--- Begin Information given ---

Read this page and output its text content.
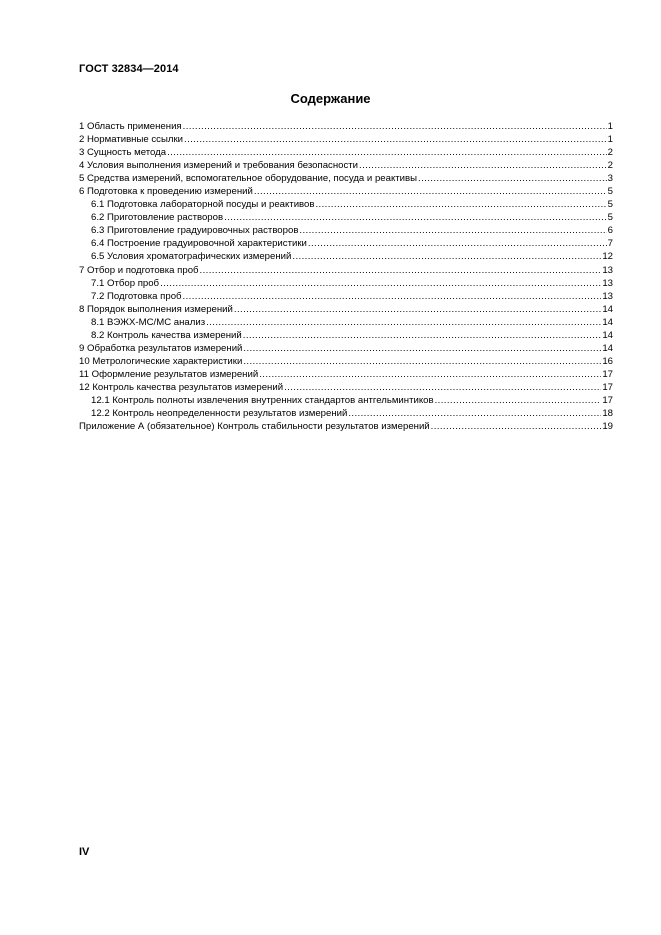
ГОСТ 32834—2014
Содержание
1 Область применения .....	1
2 Нормативные ссылки .....	1
3 Сущность метода .....	2
4 Условия выполнения измерений и требования безопасности .....	2
5 Средства измерений, вспомогательное оборудование, посуда и реактивы .....	3
6 Подготовка к проведению измерений .....	5
6.1 Подготовка лабораторной посуды и реактивов .....	5
6.2 Приготовление растворов .....	5
6.3 Приготовление градуировочных растворов .....	6
6.4 Построение градуировочной характеристики .....	7
6.5 Условия хроматографических измерений .....	12
7 Отбор и подготовка проб .....	13
7.1 Отбор проб .....	13
7.2 Подготовка проб .....	13
8 Порядок выполнения измерений .....	14
8.1 ВЭЖХ-МС/МС анализ .....	14
8.2 Контроль качества измерений .....	14
9 Обработка результатов измерений .....	14
10 Метрологические характеристики .....	16
11 Оформление результатов измерений .....	17
12 Контроль качества результатов измерений .....	17
12.1 Контроль полноты извлечения внутренних стандартов антгельминтиков .....	17
12.2 Контроль неопределенности результатов измерений .....	18
Приложение А (обязательное) Контроль стабильности результатов измерений .....	19
IV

--- End Information given ---

Task to carry out:
Restate every record exactly, please; do not copy the pictures.

Written response:
Read this page and output its text content.
ГОСТ 32834—2014
Содержание
1 Область применения .....	1
2 Нормативные ссылки .....	1
3 Сущность метода .....	2
4 Условия выполнения измерений и требования безопасности .....	2
5 Средства измерений, вспомогательное оборудование, посуда и реактивы .....	3
6 Подготовка к проведению измерений .....	5
6.1 Подготовка лабораторной посуды и реактивов .....	5
6.2 Приготовление растворов .....	5
6.3 Приготовление градуировочных растворов .....	6
6.4 Построение градуировочной характеристики .....	7
6.5 Условия хроматографических измерений .....	12
7 Отбор и подготовка проб .....	13
7.1 Отбор проб .....	13
7.2 Подготовка проб .....	13
8 Порядок выполнения измерений .....	14
8.1 ВЭЖХ-МС/МС анализ .....	14
8.2 Контроль качества измерений .....	14
9 Обработка результатов измерений .....	14
10 Метрологические характеристики .....	16
11 Оформление результатов измерений .....	17
12 Контроль качества результатов измерений .....	17
12.1 Контроль полноты извлечения внутренних стандартов антгельминтиков .....	17
12.2 Контроль неопределенности результатов измерений .....	18
Приложение А (обязательное) Контроль стабильности результатов измерений .....	19
IV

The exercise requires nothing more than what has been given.